** begin Data provided **

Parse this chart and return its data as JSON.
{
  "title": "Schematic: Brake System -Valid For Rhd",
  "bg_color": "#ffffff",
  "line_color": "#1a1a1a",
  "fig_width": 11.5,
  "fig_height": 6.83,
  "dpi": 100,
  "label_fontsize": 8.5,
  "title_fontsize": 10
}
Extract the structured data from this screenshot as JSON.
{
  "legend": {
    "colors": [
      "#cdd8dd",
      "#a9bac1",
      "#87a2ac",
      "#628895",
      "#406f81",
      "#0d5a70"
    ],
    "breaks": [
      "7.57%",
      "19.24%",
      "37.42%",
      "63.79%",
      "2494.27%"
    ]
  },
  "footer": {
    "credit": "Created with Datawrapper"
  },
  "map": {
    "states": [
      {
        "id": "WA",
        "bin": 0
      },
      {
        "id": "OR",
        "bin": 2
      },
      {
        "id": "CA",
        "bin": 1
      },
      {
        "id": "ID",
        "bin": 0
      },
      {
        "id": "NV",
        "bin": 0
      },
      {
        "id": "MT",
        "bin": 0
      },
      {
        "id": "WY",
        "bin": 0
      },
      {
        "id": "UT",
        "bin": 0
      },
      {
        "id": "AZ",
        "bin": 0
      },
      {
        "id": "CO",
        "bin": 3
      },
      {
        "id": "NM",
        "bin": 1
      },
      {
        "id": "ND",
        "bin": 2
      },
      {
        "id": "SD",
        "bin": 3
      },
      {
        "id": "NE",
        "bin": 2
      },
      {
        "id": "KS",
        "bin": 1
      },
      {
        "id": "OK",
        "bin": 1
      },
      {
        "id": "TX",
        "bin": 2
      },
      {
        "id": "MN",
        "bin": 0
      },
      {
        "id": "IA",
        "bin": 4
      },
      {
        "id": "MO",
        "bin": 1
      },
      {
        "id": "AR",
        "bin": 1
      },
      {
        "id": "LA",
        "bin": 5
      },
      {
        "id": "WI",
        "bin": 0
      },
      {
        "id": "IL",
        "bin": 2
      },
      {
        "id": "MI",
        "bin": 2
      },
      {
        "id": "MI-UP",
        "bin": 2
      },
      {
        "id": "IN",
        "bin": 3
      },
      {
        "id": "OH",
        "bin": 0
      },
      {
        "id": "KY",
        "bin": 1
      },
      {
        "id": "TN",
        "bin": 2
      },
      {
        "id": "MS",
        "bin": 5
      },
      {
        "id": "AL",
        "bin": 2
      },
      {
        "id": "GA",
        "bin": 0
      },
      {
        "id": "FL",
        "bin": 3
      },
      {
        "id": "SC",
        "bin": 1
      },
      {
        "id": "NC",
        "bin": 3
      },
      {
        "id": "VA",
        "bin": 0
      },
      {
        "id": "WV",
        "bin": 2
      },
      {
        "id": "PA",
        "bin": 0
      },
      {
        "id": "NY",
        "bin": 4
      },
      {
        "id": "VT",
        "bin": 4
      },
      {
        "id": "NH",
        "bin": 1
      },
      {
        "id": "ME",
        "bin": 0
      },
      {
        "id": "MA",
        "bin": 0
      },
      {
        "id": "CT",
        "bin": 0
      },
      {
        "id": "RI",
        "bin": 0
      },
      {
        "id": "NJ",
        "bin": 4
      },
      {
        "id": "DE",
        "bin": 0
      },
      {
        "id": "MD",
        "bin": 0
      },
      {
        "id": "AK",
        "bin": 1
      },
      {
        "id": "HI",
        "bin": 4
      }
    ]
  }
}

** end Data provided **

Print out all the entries precisely as written.

- Full output
Parse this chart and return its data as JSON.
{
  "title": "Schematic: Brake System -Valid For Rhd",
  "bg_color": "#ffffff",
  "line_color": "#1a1a1a",
  "fig_width": 11.5,
  "fig_height": 6.83,
  "dpi": 100,
  "label_fontsize": 8.5,
  "title_fontsize": 10
}
Extract the structured data from this screenshot as JSON.
{
  "legend": {
    "colors": [
      "#cdd8dd",
      "#a9bac1",
      "#87a2ac",
      "#628895",
      "#406f81",
      "#0d5a70"
    ],
    "breaks": [
      "7.57%",
      "19.24%",
      "37.42%",
      "63.79%",
      "2494.27%"
    ]
  },
  "footer": {
    "credit": "Created with Datawrapper"
  },
  "map": {
    "states": [
      {
        "id": "WA",
        "bin": 0
      },
      {
        "id": "OR",
        "bin": 2
      },
      {
        "id": "CA",
        "bin": 1
      },
      {
        "id": "ID",
        "bin": 0
      },
      {
        "id": "NV",
        "bin": 0
      },
      {
        "id": "MT",
        "bin": 0
      },
      {
        "id": "WY",
        "bin": 0
      },
      {
        "id": "UT",
        "bin": 0
      },
      {
        "id": "AZ",
        "bin": 0
      },
      {
        "id": "CO",
        "bin": 3
      },
      {
        "id": "NM",
        "bin": 1
      },
      {
        "id": "ND",
        "bin": 2
      },
      {
        "id": "SD",
        "bin": 3
      },
      {
        "id": "NE",
        "bin": 2
      },
      {
        "id": "KS",
        "bin": 1
      },
      {
        "id": "OK",
        "bin": 1
      },
      {
        "id": "TX",
        "bin": 2
      },
      {
        "id": "MN",
        "bin": 0
      },
      {
        "id": "IA",
        "bin": 4
      },
      {
        "id": "MO",
        "bin": 1
      },
      {
        "id": "AR",
        "bin": 1
      },
      {
        "id": "LA",
        "bin": 5
      },
      {
        "id": "WI",
        "bin": 0
      },
      {
        "id": "IL",
        "bin": 2
      },
      {
        "id": "MI",
        "bin": 2
      },
      {
        "id": "MI-UP",
        "bin": 2
      },
      {
        "id": "IN",
        "bin": 3
      },
      {
        "id": "OH",
        "bin": 0
      },
      {
        "id": "KY",
        "bin": 1
      },
      {
        "id": "TN",
        "bin": 2
      },
      {
        "id": "MS",
        "bin": 5
      },
      {
        "id": "AL",
        "bin": 2
      },
      {
        "id": "GA",
        "bin": 0
      },
      {
        "id": "FL",
        "bin": 3
      },
      {
        "id": "SC",
        "bin": 1
      },
      {
        "id": "NC",
        "bin": 3
      },
      {
        "id": "VA",
        "bin": 0
      },
      {
        "id": "WV",
        "bin": 2
      },
      {
        "id": "PA",
        "bin": 0
      },
      {
        "id": "NY",
        "bin": 4
      },
      {
        "id": "VT",
        "bin": 4
      },
      {
        "id": "NH",
        "bin": 1
      },
      {
        "id": "ME",
        "bin": 0
      },
      {
        "id": "MA",
        "bin": 0
      },
      {
        "id": "CT",
        "bin": 0
      },
      {
        "id": "RI",
        "bin": 0
      },
      {
        "id": "NJ",
        "bin": 4
      },
      {
        "id": "DE",
        "bin": 0
      },
      {
        "id": "MD",
        "bin": 0
      },
      {
        "id": "AK",
        "bin": 1
      },
      {
        "id": "HI",
        "bin": 4
      }
    ]
  }
}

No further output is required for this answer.